> [Extract to read]

Thanks for the advice, i guess i shouldnt be mad, i did make a good profit! And apparently there are rumors that intel is going to buy amd, so thats one reason whybits going up, another is that acer is gonna be using amd chips for their new line of computers (not a big deal, but its the only thing i could find)


----------



## Toronto.gal (Jan 8, 2010)

Yes, lots of rumours indeed, but if they don't materialize, the stock will drop big time, so it's best to stick to facts!

I once bought a stock based on such 'rumour' [not fact], and it was a lesson well learned. The company had been AVP, which had been rumoured to be acquired by L’Oréal a couple of years ago. While I actually made a small profit, my investment, had I not sold when I did, would have gone down very quickly. On the + side, when the stock dropped big time, I bought again.


----------



## Lucida (Sep 22, 2012)

Up almost 8% as of now, still waiting for a good entry point.


----------



## none (Jan 15, 2013)

I think you may have missed the boat on this one - you got your pound of flesh though so you should be happy about that.


----------



## Lucida (Sep 22, 2012)

none said:


> I think you may have missed the boat on this one - you got your pound of flesh though so you should be happy about that.


Yeah I think so too. Been trying to find another stock that I think has potential but it's pretty hard.

> [Request 1] Reproduce the dataset rows word for word, beginning with the first row and continuing through the row containing "address-search-input[interactable] (544, 345, 907, 377)".

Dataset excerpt
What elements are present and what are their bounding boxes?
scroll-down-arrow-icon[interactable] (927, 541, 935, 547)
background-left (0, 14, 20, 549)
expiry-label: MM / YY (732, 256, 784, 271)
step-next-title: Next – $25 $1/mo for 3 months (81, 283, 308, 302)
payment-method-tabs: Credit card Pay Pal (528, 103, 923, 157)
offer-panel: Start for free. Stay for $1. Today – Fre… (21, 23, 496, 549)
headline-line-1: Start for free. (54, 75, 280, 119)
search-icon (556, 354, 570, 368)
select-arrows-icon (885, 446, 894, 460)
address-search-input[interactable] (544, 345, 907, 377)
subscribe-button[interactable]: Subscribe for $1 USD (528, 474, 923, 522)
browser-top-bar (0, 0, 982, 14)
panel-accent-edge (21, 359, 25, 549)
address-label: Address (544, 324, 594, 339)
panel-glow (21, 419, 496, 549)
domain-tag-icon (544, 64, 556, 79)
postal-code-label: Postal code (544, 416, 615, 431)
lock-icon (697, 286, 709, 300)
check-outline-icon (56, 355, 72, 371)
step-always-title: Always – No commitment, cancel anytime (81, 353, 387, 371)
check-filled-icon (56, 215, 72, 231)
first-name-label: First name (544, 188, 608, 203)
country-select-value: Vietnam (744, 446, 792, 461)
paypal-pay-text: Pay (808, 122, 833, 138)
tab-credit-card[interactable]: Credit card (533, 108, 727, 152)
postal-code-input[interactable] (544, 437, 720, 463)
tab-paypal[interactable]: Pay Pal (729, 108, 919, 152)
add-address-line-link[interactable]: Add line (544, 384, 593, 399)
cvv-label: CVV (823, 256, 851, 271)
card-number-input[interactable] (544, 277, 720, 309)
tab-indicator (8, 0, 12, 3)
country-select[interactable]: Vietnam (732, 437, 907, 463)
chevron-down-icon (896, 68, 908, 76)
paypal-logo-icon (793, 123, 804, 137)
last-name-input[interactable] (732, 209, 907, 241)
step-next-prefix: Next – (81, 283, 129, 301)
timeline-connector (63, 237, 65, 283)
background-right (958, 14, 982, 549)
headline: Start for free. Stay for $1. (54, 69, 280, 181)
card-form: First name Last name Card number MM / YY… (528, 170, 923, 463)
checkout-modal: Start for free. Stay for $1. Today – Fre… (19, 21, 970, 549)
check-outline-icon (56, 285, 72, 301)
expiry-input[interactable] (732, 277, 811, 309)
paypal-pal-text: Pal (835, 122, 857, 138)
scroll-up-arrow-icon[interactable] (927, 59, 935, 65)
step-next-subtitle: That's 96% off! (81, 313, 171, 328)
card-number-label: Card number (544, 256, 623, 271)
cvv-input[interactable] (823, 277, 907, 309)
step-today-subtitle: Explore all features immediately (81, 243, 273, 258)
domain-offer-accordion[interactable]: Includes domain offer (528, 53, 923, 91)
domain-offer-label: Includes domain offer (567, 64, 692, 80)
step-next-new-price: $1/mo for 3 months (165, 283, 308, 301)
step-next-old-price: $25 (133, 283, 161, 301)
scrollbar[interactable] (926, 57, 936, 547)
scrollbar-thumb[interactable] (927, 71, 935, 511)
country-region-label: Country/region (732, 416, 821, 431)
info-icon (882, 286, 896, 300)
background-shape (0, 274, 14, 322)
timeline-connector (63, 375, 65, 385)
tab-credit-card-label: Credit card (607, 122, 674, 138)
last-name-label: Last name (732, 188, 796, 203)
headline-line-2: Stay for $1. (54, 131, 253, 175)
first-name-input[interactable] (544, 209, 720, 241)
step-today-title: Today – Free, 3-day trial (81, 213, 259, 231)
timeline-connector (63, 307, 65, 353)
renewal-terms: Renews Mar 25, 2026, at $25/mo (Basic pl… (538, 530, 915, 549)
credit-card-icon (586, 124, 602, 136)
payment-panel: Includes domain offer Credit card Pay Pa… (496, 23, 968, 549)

> [Request 2] List every company named in the forum thread.

> [Correct result 1]
What elements are present and what are their bounding boxes?
scroll-down-arrow-icon[interactable] (927, 541, 935, 547)
background-left (0, 14, 20, 549)
expiry-label: MM / YY (732, 256, 784, 271)
step-next-title: Next – $25 $1/mo for 3 months (81, 283, 308, 302)
payment-method-tabs: Credit card Pay Pal (528, 103, 923, 157)
offer-panel: Start for free. Stay for $1. Today – Fre… (21, 23, 496, 549)
headline-line-1: Start for free. (54, 75, 280, 119)
search-icon (556, 354, 570, 368)
select-arrows-icon (885, 446, 894, 460)
address-search-input[interactable] (544, 345, 907, 377)

> [Correct result 2] intel, amd, acer, AVP, L’Oréal